__TUGAS YANG DIKERJAKAN__:
1 - Dalam teks tentang hukum maulid, siapa saja empat imam madzhab yang disebutkan namanya?
2 - Kutip tanpa perubahan baris-baris entri mulai dari baris pertama entri sampai dengan baris yang memuat "calendar-cell xyxy=(558,410,664,486)", termasuk kedua baris ujungnya.

__TEKS YANG DIBERIKAN__:
━━━
Skip to main content

Apa hukumnya maulid?

Apa hukumnya maulid?

Kalau kita bertanya kepada mereka tentang hukum maulidan, apakah hukum perayaan maulidan itu menurut saudara, apakah hukumnya itu wajib, atau sunnah, atau mubah, atau makruh, atau haram? (121)

Maka sudah barang tentu mereka akan kebingungan menjawabnya.

Karena bila mereka menjawab: Wajib.

Maka Ahlus Sunnah akan bertanya lagi: Kalau demikian, berarti seorang yang tidak mengerjakannya telah berdosa. Karena seorang yang meninggalkan kewajiban -padahal dia telah mengetahuinya- berarti dia telah berbuat dosa.

Dengan demikian, berarti mereka telah menganggap bahwa para 'ulama Salaf dari para Shahabat radhiyallaahu 'anhum, Tabi'in dan Tabi'ut Tabi'in dan para 'ulama yang mengikuti mereka dengan kebaikan seperti para imam madzhab yang empat (Imam Abu Hanifah, Malik, Syafi'i, dan Ahmad bin Hambal) seluruhnya juga telah berdosa. Dimana mereka tidak pernah mengerjakannya walaupun hanya sekali dalam hidup mereka.

Kemudian juga dapat ditanyakan kepada mereka: Bila hukumnya wajib, maka apakah wajibnya sekali seumur hidup -seperti hajji misalnya- ataukah wajib setiap tahun -seperti zakat-?

Sudah pasti mereka akan terdiam seribu bahasa.

Kemudian bila mereka menjawab: Sunnah atau mandub.

Maka Ahlus Sunnah akan berkata: Bukankah perbuatan yang hukumnya sunnah itu berarti bahwa mereka yang meninggalkannya tidak berdosa? Kalau demikian, maka bagaimana kalau kita tinggalkan perayaan maulidan ini untuk satu tahun ini saja, yakni sekali saja kita tidak merayakannya, karena hukumnya hanya sunnah dan bukan wajib. Bila dikatakaan kepada mereka seperti itu, sudah pasti mereka tidak akan mau untuk meninggalkannya walaupun satu kali dalam hidup mereka. Hal itu lantaran mereka menganggap bahwa hukumnya adalah wajib, walaupun mereka tidak merasa berkata seperti itu. Di antara buktinya adalah bahwa sebagian mereka telah mencela Ahlus Sunnah yang tidak mau mengerjakannya, sehingga mereka memberikan gelar-gelar buruk kepada Ahlus Sunnah, seperti gelar GAM (Gerakan Anti Maulid) atau gelar membenci dan tidak mencintai Nabi Shallallaahu 'alaihi wa Sallam dan gelar-gelar buruk lainnya. Wallaahul musta'an.
━━━
__ENTRI TERSIMPAN__:
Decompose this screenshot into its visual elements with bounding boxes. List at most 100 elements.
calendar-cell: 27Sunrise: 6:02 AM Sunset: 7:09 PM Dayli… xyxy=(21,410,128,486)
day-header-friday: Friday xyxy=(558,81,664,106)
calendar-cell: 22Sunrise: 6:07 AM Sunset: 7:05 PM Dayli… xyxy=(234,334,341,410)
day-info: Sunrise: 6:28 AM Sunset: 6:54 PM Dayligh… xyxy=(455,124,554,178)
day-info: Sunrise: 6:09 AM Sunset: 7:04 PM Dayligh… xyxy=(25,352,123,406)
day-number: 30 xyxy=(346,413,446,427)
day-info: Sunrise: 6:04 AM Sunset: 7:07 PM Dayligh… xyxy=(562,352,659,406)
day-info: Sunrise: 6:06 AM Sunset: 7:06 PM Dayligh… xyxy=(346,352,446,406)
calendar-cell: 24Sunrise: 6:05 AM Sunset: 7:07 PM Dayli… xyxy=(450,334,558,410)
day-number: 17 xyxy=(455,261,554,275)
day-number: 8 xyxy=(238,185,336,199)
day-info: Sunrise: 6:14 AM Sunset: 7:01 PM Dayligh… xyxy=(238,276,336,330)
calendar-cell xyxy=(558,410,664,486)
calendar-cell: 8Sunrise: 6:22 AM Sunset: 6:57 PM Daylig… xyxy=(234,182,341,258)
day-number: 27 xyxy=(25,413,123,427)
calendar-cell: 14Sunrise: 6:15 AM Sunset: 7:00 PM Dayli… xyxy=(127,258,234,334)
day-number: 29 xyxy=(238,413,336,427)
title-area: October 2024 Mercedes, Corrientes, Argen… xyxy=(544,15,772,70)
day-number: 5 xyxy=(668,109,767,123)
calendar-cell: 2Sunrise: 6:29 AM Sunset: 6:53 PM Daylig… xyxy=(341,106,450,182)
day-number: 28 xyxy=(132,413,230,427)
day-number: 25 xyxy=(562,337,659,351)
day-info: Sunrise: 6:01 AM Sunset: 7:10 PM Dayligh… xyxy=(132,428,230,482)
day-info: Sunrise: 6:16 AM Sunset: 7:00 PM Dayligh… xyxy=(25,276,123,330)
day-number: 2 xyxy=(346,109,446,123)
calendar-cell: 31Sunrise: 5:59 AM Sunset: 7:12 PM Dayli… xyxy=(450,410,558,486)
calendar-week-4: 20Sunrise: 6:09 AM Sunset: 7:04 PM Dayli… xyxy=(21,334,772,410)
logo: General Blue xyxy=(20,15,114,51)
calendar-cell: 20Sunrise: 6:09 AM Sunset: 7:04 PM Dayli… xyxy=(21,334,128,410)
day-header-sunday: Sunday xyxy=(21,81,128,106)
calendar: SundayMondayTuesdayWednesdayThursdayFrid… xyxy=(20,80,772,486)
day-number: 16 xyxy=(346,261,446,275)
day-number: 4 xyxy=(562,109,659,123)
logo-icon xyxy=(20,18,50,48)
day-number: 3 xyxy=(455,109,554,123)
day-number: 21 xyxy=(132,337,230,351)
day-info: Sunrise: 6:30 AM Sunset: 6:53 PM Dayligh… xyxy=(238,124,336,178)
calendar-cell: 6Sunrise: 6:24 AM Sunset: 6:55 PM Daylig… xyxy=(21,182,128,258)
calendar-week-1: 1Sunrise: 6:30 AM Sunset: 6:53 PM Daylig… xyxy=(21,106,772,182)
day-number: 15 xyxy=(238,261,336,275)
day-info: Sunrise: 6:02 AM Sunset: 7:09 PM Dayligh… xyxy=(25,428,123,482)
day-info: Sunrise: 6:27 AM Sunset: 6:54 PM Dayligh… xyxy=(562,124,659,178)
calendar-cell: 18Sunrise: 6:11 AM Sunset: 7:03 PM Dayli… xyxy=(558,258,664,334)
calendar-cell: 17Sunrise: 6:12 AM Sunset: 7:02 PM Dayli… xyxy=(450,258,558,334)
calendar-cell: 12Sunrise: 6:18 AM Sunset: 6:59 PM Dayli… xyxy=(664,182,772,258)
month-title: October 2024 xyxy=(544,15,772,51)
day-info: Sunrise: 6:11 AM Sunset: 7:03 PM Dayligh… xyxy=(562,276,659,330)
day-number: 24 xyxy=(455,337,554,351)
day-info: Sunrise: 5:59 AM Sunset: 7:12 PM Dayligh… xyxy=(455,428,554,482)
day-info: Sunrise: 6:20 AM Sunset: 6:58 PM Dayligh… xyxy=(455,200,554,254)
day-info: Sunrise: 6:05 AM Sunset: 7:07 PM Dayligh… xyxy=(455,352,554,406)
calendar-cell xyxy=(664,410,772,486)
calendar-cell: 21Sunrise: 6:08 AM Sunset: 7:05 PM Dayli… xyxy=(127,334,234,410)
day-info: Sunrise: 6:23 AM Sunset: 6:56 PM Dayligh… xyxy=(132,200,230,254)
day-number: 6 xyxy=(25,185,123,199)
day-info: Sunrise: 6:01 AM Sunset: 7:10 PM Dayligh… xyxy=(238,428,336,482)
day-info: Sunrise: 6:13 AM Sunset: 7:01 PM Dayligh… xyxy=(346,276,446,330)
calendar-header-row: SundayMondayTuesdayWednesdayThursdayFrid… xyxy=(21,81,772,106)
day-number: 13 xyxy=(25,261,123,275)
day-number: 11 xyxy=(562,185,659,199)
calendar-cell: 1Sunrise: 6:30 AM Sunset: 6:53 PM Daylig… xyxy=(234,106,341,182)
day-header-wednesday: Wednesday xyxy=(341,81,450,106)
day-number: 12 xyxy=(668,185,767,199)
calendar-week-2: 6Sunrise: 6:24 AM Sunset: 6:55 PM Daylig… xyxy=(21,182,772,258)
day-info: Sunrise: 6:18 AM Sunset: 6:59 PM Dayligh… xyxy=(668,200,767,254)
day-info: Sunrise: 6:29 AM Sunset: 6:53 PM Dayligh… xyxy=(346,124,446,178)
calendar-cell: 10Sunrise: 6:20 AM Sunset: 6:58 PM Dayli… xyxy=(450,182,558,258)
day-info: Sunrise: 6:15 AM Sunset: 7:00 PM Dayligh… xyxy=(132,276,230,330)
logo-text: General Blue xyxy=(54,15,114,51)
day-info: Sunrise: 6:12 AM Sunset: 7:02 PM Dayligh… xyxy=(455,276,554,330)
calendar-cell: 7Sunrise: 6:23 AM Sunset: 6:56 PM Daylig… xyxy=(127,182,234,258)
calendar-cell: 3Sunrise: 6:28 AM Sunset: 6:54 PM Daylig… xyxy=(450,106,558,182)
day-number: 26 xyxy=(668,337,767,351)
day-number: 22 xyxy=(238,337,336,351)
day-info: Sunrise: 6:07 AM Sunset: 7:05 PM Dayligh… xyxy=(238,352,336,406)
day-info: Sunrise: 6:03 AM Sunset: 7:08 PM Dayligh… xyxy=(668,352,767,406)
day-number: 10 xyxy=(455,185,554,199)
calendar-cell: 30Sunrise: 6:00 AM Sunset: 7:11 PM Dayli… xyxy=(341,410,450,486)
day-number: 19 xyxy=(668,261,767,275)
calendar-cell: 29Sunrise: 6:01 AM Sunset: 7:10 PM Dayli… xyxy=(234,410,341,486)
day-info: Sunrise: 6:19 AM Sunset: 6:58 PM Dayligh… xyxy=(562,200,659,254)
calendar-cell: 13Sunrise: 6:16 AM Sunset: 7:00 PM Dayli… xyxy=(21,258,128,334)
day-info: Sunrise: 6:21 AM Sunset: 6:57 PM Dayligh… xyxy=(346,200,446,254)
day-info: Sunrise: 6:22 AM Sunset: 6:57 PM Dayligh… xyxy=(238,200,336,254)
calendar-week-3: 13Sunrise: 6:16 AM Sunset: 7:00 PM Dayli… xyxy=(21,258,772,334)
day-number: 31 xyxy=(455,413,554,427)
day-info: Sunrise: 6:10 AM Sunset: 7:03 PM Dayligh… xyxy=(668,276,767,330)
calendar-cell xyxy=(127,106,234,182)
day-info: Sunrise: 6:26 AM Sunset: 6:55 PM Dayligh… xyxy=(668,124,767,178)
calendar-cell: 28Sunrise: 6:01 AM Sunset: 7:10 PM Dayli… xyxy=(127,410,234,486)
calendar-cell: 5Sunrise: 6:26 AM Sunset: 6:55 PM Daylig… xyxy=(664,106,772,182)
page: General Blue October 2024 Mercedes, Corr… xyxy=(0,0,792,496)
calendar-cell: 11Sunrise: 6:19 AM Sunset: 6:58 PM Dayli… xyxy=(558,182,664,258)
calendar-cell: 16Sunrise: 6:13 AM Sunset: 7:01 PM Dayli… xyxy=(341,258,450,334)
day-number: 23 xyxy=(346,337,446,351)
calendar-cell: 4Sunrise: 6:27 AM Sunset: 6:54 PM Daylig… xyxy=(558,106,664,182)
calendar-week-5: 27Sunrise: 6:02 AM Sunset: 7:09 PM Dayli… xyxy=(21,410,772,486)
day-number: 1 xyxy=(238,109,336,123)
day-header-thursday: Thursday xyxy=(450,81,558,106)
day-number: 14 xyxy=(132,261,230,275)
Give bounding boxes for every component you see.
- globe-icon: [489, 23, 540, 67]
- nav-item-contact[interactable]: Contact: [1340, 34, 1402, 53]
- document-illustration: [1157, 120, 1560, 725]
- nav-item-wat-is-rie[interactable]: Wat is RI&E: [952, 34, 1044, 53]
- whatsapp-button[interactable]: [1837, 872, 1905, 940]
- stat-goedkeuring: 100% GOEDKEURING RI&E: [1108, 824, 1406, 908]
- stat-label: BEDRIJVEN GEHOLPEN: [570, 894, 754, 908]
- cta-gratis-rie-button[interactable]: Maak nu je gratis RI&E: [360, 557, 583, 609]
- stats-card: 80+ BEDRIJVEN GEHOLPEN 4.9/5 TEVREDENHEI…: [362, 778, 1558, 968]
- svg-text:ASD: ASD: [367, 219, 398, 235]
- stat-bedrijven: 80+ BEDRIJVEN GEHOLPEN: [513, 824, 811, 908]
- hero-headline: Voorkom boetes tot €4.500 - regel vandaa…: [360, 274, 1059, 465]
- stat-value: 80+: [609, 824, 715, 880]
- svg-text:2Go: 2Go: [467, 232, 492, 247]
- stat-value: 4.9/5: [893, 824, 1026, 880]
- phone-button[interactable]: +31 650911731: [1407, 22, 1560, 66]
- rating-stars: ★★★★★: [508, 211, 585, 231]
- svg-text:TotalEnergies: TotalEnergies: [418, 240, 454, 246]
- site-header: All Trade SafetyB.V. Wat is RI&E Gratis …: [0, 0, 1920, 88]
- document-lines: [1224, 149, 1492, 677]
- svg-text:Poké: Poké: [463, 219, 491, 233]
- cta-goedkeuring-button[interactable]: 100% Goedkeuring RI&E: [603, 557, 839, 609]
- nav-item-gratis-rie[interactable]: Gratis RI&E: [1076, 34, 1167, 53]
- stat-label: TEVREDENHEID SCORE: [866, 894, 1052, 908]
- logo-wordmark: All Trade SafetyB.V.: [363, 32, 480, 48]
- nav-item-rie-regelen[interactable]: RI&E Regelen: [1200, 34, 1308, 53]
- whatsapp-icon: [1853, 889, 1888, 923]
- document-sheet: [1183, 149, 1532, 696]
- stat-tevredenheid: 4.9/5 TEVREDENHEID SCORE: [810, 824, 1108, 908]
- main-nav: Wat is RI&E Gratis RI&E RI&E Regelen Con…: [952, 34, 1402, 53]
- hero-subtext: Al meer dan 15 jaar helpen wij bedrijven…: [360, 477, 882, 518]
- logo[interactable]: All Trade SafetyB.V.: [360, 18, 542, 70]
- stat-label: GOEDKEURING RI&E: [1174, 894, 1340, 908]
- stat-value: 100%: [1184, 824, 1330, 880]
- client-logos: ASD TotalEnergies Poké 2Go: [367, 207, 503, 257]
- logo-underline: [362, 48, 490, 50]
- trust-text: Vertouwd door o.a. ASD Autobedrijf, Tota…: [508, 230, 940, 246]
━━━
__JAWABAN TIAP TUGAS__:
1 - Imam Abu Hanifah, Malik, Syafi'i, dan Ahmad bin Hambal.

2 -
Decompose this screenshot into its visual elements with bounding boxes. List at most 100 elements.
calendar-cell: 27Sunrise: 6:02 AM Sunset: 7:09 PM Dayli… xyxy=(21,410,128,486)
day-header-friday: Friday xyxy=(558,81,664,106)
calendar-cell: 22Sunrise: 6:07 AM Sunset: 7:05 PM Dayli… xyxy=(234,334,341,410)
day-info: Sunrise: 6:28 AM Sunset: 6:54 PM Dayligh… xyxy=(455,124,554,178)
day-info: Sunrise: 6:09 AM Sunset: 7:04 PM Dayligh… xyxy=(25,352,123,406)
day-number: 30 xyxy=(346,413,446,427)
day-info: Sunrise: 6:04 AM Sunset: 7:07 PM Dayligh… xyxy=(562,352,659,406)
day-info: Sunrise: 6:06 AM Sunset: 7:06 PM Dayligh… xyxy=(346,352,446,406)
calendar-cell: 24Sunrise: 6:05 AM Sunset: 7:07 PM Dayli… xyxy=(450,334,558,410)
day-number: 17 xyxy=(455,261,554,275)
day-number: 8 xyxy=(238,185,336,199)
day-info: Sunrise: 6:14 AM Sunset: 7:01 PM Dayligh… xyxy=(238,276,336,330)
calendar-cell xyxy=(558,410,664,486)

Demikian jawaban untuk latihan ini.